**Problem:**
Reproduce the records below exactly as they appear.

**Data for processing:**
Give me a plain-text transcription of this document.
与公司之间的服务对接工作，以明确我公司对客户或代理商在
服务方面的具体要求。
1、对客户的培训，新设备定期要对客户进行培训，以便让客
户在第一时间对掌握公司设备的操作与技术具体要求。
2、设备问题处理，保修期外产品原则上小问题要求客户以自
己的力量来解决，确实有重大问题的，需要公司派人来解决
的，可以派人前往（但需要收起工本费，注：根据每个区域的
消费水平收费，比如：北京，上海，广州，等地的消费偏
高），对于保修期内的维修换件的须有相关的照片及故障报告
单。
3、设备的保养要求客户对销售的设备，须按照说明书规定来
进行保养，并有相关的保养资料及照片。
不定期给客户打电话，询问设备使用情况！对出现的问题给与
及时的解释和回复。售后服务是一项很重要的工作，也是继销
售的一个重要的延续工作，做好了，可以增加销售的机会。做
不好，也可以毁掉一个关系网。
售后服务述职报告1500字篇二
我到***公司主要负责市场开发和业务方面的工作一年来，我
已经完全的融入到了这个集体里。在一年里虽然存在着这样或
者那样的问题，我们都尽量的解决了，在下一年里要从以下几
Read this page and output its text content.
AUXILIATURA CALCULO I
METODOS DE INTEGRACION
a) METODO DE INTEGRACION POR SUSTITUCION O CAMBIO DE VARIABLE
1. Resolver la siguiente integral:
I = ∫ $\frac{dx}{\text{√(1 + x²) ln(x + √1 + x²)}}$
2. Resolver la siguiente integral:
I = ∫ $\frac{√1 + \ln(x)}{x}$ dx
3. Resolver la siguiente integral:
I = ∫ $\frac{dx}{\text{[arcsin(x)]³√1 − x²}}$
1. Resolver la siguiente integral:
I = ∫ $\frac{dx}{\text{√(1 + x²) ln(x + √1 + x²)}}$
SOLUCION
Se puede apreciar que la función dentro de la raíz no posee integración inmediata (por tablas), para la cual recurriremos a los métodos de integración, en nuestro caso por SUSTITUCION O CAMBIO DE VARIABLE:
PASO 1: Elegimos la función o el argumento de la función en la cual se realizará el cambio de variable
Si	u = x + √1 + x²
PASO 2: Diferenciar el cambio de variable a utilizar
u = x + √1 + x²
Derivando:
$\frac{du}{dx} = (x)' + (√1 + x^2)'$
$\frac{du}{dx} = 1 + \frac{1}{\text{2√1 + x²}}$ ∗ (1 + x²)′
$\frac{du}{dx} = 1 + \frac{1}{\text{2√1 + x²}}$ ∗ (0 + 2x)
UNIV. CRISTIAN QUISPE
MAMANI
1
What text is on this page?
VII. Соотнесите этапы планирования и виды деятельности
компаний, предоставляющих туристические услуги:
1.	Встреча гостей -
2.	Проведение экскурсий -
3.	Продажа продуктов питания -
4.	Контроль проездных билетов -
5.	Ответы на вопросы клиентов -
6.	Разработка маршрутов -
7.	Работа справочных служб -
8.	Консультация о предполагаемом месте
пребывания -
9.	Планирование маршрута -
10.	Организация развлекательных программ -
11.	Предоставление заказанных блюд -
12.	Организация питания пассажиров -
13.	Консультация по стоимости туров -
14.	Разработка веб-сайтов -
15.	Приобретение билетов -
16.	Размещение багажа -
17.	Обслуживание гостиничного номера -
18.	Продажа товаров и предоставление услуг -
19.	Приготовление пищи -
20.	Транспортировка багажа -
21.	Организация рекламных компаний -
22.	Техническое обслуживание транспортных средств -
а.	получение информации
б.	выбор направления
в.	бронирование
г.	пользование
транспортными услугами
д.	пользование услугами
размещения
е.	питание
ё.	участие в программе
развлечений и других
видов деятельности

**Worked answer:**
Give me a plain-text transcription of this document.
与公司之间的服务对接工作，以明确我公司对客户或代理商在
服务方面的具体要求。
1、对客户的培训，新设备定期要对客户进行培训，以便让客
户在第一时间对掌握公司设备的操作与技术具体要求。
2、设备问题处理，保修期外产品原则上小问题要求客户以自
己的力量来解决，确实有重大问题的，需要公司派人来解决
的，可以派人前往（但需要收起工本费，注：根据每个区域的
消费水平收费，比如：北京，上海，广州，等地的消费偏
高），对于保修期内的维修换件的须有相关的照片及故障报告
单。
3、设备的保养要求客户对销售的设备，须按照说明书规定来
进行保养，并有相关的保养资料及照片。
不定期给客户打电话，询问设备使用情况！对出现的问题给与
及时的解释和回复。售后服务是一项很重要的工作，也是继销
售的一个重要的延续工作，做好了，可以增加销售的机会。做
不好，也可以毁掉一个关系网。
售后服务述职报告1500字篇二
我到***公司主要负责市场开发和业务方面的工作一年来，我
已经完全的融入到了这个集体里。在一年里虽然存在着这样或
者那样的问题，我们都尽量的解决了，在下一年里要从以下几
Read this page and output its text content.
AUXILIATURA CALCULO I
METODOS DE INTEGRACION
a) METODO DE INTEGRACION POR SUSTITUCION O CAMBIO DE VARIABLE
1. Resolver la siguiente integral:
I = ∫ $\frac{dx}{\text{√(1 + x²) ln(x + √1 + x²)}}$
2. Resolver la siguiente integral:
I = ∫ $\frac{√1 + \ln(x)}{x}$ dx
3. Resolver la siguiente integral:
I = ∫ $\frac{dx}{\text{[arcsin(x)]³√1 − x²}}$
1. Resolver la siguiente integral:
I = ∫ $\frac{dx}{\text{√(1 + x²) ln(x + √1 + x²)}}$
SOLUCION
Se puede apreciar que la función dentro de la raíz no posee integración inmediata (por tablas), para la cual recurriremos a los métodos de integración, en nuestro caso por SUSTITUCION O CAMBIO DE VARIABLE:
PASO 1: Elegimos la función o el argumento de la función en la cual se realizará el cambio de variable
Si	u = x + √1 + x²
PASO 2: Diferenciar el cambio de variable a utilizar
u = x + √1 + x²
Derivando:
$\frac{du}{dx} = (x)' + (√1 + x^2)'$
$\frac{du}{dx} = 1 + \frac{1}{\text{2√1 + x²}}$ ∗ (1 + x²)′
$\frac{du}{dx} = 1 + \frac{1}{\text{2√1 + x²}}$ ∗ (0 + 2x)
UNIV. CRISTIAN QUISPE
MAMANI
1
What text is on this page?
VII. Соотнесите этапы планирования и виды деятельности
компаний, предоставляющих туристические услуги:
1.	Встреча гостей -
2.	Проведение экскурсий -
3.	Продажа продуктов питания -
4.	Контроль проездных билетов -
5.	Ответы на вопросы клиентов -
6.	Разработка маршрутов -
7.	Работа справочных служб -
8.	Консультация о предполагаемом месте
пребывания -
9.	Планирование маршрута -
10.	Организация развлекательных программ -
11.	Предоставление заказанных блюд -
12.	Организация питания пассажиров -
13.	Консультация по стоимости туров -
14.	Разработка веб-сайтов -
15.	Приобретение билетов -
16.	Размещение багажа -
17.	Обслуживание гостиничного номера -
18.	Продажа товаров и предоставление услуг -
19.	Приготовление пищи -
20.	Транспортировка багажа -
21.	Организация рекламных компаний -
22.	Техническое обслуживание транспортных средств -
а.	получение информации
б.	выбор направления
в.	бронирование
г.	пользование
транспортными услугами
д.	пользование услугами
размещения
е.	питание
ё.	участие в программе
развлечений и других
видов деятельности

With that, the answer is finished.